- [Extrait du document]:
#####

La Corée du Nord menace de ne pas participer au sommet avec les États-Unis en réaction à l'exercice militaire «Max Thunder» mené par Washington et Séoul. Sur la photo, des manifestants sud-coréens protestent contre «Max Thunder» près de l'ambassade américaine à Séoul, mercredi.

La Chine exhorte la Corée du Nord à ne pas annuler le sommet avec les États-Unis

PÉKIN, Chine - La Chine fait pression sur la Corée du Nord pour l’empêcher d’annuler le sommet historique lors duquel une rencontre entre le président américain Donald Trump et le dirigeant nord-coréen Kim Jong-un est prévue.

Un porte-parole du ministère chinois des Affaires étrangères, Lu Kang, a dit que les deux pays devraient s’assurer que la rencontre a lieu comme prévu et qu’elle donne «des résultats importants».

Il a ajouté que ce serait la seule façon «d’alléger la situation et de préserver la paix et la stabilité dans la région».

MM. Trump et Kim doivent se rencontrer à Singapour le 12 juin.

La Corée du Nord a déjà annulé une réunion importante avec la Corée du Sud, en réaction à un exercice militaire mené par Washington et Séoul, et menace maintenant de ne pas participer à la rencontre avec les États-Unis.

La déclaration surprenante, qui a été diffusée sur les médias officiels au début de la journée de mercredi en Corée du Nord, fait contraste avec la grande ouverture qu’a manifestée récemment Pyongyang, qui, il y a seulement un an, menait encore des essais de missiles.

#####

- [Données fournies]:

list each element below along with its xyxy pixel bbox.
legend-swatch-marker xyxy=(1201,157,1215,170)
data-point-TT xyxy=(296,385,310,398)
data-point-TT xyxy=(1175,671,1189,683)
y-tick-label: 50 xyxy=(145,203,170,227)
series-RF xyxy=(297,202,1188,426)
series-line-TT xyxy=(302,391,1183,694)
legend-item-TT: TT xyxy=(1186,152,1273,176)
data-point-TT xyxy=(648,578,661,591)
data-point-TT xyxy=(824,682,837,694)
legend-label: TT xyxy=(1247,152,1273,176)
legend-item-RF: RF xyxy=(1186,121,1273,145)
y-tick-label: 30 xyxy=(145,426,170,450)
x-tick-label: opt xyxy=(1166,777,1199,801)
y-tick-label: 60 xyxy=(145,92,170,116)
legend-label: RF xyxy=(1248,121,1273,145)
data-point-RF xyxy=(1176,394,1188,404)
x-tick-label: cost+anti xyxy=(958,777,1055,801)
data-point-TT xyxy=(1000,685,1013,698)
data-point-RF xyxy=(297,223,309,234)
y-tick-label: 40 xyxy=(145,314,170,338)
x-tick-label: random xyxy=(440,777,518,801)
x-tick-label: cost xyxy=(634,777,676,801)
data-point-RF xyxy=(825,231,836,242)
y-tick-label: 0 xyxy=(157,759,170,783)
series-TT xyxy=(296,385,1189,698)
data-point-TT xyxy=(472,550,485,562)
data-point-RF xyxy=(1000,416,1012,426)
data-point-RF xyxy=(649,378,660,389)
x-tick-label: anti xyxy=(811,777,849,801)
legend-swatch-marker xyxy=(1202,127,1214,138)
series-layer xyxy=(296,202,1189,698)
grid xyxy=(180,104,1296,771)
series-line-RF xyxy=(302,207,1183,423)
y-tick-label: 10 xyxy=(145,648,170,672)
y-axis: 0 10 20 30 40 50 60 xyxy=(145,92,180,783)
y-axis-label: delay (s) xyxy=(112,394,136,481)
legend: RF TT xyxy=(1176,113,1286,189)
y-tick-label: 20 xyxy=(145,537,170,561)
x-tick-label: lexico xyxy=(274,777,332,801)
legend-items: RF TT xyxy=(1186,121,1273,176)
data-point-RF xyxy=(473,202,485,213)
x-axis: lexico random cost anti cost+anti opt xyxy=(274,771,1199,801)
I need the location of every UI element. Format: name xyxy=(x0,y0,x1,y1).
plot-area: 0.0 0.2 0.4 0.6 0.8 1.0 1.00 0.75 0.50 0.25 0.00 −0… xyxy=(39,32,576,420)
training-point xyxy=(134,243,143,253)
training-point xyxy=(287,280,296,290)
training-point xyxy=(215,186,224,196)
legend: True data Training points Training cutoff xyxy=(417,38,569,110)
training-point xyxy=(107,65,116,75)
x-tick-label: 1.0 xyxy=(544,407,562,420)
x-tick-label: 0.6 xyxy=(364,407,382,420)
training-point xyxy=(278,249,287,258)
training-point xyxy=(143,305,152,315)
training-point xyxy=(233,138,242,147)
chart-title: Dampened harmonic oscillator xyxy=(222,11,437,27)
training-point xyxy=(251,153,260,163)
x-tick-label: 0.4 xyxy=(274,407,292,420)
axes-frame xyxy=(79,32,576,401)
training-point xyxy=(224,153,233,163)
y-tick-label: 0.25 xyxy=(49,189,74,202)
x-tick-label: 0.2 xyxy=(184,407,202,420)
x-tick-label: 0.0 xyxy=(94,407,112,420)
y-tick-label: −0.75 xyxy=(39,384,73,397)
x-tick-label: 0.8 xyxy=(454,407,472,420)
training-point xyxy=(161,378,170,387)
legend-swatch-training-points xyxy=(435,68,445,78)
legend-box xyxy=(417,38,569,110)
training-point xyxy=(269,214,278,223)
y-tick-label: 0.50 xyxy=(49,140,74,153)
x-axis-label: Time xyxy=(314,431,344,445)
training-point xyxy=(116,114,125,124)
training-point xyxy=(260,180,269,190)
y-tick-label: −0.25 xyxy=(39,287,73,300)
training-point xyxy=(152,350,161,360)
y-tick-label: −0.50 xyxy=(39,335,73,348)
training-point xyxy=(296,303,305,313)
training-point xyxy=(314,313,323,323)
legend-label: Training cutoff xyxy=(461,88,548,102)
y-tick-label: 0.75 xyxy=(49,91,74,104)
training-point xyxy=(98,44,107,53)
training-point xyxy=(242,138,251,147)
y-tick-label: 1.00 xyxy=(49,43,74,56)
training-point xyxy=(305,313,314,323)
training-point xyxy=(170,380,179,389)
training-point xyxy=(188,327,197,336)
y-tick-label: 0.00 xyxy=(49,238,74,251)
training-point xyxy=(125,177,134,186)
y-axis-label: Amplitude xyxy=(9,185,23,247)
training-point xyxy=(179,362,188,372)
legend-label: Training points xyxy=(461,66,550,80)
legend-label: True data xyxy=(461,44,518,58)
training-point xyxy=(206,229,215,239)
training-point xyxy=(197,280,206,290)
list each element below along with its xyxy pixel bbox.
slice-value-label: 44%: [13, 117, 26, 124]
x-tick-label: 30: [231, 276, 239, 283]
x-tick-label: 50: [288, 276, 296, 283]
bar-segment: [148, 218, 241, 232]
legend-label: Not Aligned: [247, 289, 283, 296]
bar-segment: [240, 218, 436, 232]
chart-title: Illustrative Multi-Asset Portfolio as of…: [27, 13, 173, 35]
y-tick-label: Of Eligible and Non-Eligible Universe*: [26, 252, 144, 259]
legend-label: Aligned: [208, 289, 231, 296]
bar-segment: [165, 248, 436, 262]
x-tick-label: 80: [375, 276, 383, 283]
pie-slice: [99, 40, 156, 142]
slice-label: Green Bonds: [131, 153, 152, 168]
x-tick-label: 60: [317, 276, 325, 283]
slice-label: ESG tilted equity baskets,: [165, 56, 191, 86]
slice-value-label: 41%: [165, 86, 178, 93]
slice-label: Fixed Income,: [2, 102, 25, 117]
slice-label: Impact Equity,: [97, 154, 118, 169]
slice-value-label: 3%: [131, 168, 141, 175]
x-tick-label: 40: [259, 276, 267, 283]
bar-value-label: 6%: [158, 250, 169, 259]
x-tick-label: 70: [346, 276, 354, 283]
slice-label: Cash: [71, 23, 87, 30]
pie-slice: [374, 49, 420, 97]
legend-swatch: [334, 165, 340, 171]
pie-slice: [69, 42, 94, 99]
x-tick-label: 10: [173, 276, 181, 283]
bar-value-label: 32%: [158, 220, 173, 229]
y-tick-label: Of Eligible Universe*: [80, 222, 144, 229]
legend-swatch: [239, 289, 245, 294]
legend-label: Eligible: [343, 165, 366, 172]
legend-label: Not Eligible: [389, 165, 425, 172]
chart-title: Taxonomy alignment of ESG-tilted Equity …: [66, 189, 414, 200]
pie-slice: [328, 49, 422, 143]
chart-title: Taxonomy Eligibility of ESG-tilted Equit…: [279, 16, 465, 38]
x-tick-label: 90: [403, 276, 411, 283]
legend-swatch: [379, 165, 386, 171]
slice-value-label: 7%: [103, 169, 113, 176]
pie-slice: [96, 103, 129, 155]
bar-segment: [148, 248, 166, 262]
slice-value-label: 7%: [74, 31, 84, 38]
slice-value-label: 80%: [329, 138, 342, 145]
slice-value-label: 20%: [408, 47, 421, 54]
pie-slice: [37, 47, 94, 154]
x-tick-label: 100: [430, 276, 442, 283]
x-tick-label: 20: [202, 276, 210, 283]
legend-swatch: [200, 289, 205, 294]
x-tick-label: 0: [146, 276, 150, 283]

#####

- [Travail à faire]:
(1) Les affirmations suivantes concordent-elles avec l'article sur le sommet entre les États-Unis et la Corée du Nord ? (a) Trump et Kim doivent se rencontrer à Singapour le 12 juin. (b) La Corée du Nord a annulé une réunion importante avec le Japon. (c) Le porte-parole du ministère chinois des Affaires étrangères s'appelle Lu Kang. Répondez par oui ou non et citez mot pour mot le passage de l'article qui tranche.
(2) Reprenez l'article sur le sommet entre les États-Unis et la Corée du Nord à la suite de sa dernière phrase.
Les lignes constituent un matériau distinct de l'article sur le sommet.

- [Réponses par numéro]:
(1)
(a) Oui : «MM. Trump et Kim doivent se rencontrer à Singapour le 12 juin.»
(b) Non : «La Corée du Nord a déjà annulé une réunion importante avec la Corée du Sud»
(c) Oui : «Un porte-parole du ministère chinois des Affaires étrangères, Lu Kang»

(2)
Des analystes croient que la menace de la Corée du Nord constitue probablement une tentative pour renforcer sa position face aux États-Unis, qui réclament une fin immédiate et irréversible de ses programmes nucléaire et de missiles balistiques.

L’agence centrale de presse nord-coréenne a qualifié les exercices militaires Max Thunder, qui ont commencé lundi, de «provocations militaires intentionnelles».

Selon l’agence, ces exercices, qui comprendraient environ 100 avions, représentent un «problème apparent» face au sommet historique du mois d’avril, entre M. Kim et le président sud-coréen Moon Jae-in, qui s’étaient rejoints à la frontière de leurs pays pour entamer des pourparlers.

Ces exercices militaires annuels entre Washington et Séoul représentent une pomme de discorde majeure entre les Corées, et les analystes se questionnaient sur leur avenir, à la lumière des derniers développements. Traditionnellement, Pyongyang condamnait vigoureusement ces exercices et menait parfois des essais d’armes.